- EXERCISE TASK: Below is a block of data; give all of it again word for word.

- DATASET CONTENT:
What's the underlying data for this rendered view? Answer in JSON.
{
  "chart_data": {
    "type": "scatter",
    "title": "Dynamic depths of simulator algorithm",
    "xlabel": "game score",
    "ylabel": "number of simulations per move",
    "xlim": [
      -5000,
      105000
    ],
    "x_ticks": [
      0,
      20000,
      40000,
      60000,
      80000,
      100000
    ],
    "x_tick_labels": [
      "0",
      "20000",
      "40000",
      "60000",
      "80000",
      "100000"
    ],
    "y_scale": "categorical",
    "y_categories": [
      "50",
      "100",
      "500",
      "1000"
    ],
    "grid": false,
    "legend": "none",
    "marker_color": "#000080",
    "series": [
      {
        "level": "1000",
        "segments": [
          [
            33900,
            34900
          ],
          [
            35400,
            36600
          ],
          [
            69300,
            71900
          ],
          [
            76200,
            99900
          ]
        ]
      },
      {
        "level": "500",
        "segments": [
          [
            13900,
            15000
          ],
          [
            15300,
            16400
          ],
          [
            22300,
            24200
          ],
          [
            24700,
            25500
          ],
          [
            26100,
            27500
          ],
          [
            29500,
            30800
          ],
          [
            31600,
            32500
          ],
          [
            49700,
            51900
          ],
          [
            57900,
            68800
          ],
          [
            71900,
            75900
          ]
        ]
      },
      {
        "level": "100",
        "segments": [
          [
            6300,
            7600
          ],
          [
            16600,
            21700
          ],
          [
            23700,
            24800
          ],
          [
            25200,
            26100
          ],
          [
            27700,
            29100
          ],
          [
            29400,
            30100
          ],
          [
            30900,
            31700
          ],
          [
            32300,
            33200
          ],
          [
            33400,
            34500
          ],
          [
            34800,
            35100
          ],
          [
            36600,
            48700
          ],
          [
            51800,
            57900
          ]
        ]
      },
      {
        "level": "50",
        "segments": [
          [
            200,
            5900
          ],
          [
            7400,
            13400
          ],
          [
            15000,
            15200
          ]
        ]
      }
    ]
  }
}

- RESULT FOR THIS EXERCISE:
What's the underlying data for this rendered view? Answer in JSON.
{
  "chart_data": {
    "type": "scatter",
    "title": "Dynamic depths of simulator algorithm",
    "xlabel": "game score",
    "ylabel": "number of simulations per move",
    "xlim": [
      -5000,
      105000
    ],
    "x_ticks": [
      0,
      20000,
      40000,
      60000,
      80000,
      100000
    ],
    "x_tick_labels": [
      "0",
      "20000",
      "40000",
      "60000",
      "80000",
      "100000"
    ],
    "y_scale": "categorical",
    "y_categories": [
      "50",
      "100",
      "500",
      "1000"
    ],
    "grid": false,
    "legend": "none",
    "marker_color": "#000080",
    "series": [
      {
        "level": "1000",
        "segments": [
          [
            33900,
            34900
          ],
          [
            35400,
            36600
          ],
          [
            69300,
            71900
          ],
          [
            76200,
            99900
          ]
        ]
      },
      {
        "level": "500",
        "segments": [
          [
            13900,
            15000
          ],
          [
            15300,
            16400
          ],
          [
            22300,
            24200
          ],
          [
            24700,
            25500
          ],
          [
            26100,
            27500
          ],
          [
            29500,
            30800
          ],
          [
            31600,
            32500
          ],
          [
            49700,
            51900
          ],
          [
            57900,
            68800
          ],
          [
            71900,
            75900
          ]
        ]
      },
      {
        "level": "100",
        "segments": [
          [
            6300,
            7600
          ],
          [
            16600,
            21700
          ],
          [
            23700,
            24800
          ],
          [
            25200,
            26100
          ],
          [
            27700,
            29100
          ],
          [
            29400,
            30100
          ],
          [
            30900,
            31700
          ],
          [
            32300,
            33200
          ],
          [
            33400,
            34500
          ],
          [
            34800,
            35100
          ],
          [
            36600,
            48700
          ],
          [
            51800,
            57900
          ]
        ]
      },
      {
        "level": "50",
        "segments": [
          [
            200,
            5900
          ],
          [
            7400,
            13400
          ],
          [
            15000,
            15200
          ]
        ]
      }
    ]
  }
}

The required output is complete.